### Task to complete
Extract, from the records beneath this instruction, each line that contains the word "деятельности".

### Records for the exercise
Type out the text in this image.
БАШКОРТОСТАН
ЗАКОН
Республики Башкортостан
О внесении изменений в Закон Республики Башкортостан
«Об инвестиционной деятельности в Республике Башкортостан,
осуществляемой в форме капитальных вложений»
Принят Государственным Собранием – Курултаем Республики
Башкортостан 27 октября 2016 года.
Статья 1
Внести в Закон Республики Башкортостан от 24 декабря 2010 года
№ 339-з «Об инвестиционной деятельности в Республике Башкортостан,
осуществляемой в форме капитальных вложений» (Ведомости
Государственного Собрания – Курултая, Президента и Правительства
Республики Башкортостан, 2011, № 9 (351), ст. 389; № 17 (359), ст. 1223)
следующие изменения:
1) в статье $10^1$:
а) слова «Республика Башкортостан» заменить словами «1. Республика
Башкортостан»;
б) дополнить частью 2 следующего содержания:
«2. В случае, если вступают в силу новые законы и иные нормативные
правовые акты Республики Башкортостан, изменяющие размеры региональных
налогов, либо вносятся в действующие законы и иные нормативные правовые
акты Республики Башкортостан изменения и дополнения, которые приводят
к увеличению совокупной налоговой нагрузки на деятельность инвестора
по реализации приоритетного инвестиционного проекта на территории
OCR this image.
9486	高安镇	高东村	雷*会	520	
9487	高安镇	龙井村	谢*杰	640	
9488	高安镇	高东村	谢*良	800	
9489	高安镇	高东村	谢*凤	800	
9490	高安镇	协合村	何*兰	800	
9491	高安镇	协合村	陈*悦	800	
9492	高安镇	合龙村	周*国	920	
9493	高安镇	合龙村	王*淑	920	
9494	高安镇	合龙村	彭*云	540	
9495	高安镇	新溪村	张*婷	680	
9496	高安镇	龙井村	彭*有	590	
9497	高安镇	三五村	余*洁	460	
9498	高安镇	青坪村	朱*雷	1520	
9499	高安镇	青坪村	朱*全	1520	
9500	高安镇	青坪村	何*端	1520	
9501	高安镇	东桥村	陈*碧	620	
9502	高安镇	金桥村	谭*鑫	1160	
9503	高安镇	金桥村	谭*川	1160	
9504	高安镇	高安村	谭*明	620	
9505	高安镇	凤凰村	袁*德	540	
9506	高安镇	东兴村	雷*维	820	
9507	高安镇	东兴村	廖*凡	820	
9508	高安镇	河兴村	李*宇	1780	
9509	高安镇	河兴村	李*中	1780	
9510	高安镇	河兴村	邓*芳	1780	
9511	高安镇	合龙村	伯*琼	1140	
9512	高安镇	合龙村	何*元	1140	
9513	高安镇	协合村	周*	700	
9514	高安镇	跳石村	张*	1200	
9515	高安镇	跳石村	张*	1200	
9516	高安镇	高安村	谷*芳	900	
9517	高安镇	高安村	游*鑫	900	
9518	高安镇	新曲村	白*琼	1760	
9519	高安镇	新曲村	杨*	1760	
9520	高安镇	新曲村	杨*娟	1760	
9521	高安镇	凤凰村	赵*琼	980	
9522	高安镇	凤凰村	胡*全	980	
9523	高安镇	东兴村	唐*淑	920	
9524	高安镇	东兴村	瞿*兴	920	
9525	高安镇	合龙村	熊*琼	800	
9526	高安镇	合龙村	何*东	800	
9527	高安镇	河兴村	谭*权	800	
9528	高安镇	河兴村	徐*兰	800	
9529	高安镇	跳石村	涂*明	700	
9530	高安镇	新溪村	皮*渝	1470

### Task result
«Об инвестиционной деятельности в Республике Башкортостан,
№ 339-з «Об инвестиционной деятельности в Республике Башкортостан,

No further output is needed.